TASK DIRECTIONS
Copy the records word for word, beginning with their first line and ending with the line that contains "401, 585, 419]", including both of those lines.

--- begin INPUT FOR THIS TASK ---

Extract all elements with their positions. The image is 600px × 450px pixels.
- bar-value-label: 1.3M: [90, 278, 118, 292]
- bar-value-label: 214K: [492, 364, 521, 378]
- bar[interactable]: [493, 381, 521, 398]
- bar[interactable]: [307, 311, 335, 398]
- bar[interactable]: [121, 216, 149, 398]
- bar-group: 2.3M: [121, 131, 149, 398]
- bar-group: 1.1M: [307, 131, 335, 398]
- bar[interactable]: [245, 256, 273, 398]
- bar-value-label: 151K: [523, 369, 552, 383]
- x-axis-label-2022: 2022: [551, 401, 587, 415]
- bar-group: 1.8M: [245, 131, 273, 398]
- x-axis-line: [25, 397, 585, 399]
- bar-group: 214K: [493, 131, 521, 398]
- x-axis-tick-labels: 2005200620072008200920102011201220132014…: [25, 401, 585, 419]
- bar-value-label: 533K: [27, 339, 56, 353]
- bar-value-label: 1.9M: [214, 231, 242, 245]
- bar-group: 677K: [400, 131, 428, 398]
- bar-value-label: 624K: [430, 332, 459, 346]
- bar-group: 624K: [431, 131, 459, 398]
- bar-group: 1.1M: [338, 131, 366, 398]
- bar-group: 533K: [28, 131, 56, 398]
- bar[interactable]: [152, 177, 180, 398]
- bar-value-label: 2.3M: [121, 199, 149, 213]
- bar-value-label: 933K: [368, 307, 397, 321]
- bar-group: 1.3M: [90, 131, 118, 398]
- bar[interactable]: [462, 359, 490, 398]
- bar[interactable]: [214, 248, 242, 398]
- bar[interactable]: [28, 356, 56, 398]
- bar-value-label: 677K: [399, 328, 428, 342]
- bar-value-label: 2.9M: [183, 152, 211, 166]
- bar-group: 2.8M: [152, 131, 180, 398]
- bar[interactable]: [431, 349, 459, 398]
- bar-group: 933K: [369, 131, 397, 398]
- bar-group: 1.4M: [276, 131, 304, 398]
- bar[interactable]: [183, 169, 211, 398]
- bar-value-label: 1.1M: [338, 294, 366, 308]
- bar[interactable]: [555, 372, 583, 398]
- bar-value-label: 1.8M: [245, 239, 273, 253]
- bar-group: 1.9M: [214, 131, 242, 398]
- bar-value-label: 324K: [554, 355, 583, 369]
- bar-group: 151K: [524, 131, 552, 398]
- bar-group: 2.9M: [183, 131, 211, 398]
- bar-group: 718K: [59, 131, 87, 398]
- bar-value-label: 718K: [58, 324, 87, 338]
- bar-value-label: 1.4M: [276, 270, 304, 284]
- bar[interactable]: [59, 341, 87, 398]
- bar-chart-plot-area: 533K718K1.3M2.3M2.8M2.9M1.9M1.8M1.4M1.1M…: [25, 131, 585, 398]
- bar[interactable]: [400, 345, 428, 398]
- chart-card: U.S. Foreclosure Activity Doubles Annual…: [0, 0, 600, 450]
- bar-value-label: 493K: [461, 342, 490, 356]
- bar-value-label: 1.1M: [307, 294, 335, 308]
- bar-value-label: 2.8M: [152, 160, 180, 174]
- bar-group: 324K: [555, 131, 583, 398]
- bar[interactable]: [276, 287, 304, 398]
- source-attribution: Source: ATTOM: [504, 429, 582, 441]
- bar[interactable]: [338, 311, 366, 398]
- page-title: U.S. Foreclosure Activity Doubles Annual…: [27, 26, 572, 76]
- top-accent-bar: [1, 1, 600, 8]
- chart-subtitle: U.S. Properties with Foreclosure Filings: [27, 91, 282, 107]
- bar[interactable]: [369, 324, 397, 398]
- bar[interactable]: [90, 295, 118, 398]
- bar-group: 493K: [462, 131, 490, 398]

--- end INPUT FOR THIS TASK ---

OUTPUT FOR THIS EXERCISE
Extract all elements with their positions. The image is 600px × 450px pixels.
- bar-value-label: 1.3M: [90, 278, 118, 292]
- bar-value-label: 214K: [492, 364, 521, 378]
- bar[interactable]: [493, 381, 521, 398]
- bar[interactable]: [307, 311, 335, 398]
- bar[interactable]: [121, 216, 149, 398]
- bar-group: 2.3M: [121, 131, 149, 398]
- bar-group: 1.1M: [307, 131, 335, 398]
- bar[interactable]: [245, 256, 273, 398]
- bar-value-label: 151K: [523, 369, 552, 383]
- x-axis-label-2022: 2022: [551, 401, 587, 415]
- bar-group: 1.8M: [245, 131, 273, 398]
- x-axis-line: [25, 397, 585, 399]
- bar-group: 214K: [493, 131, 521, 398]
- x-axis-tick-labels: 2005200620072008200920102011201220132014…: [25, 401, 585, 419]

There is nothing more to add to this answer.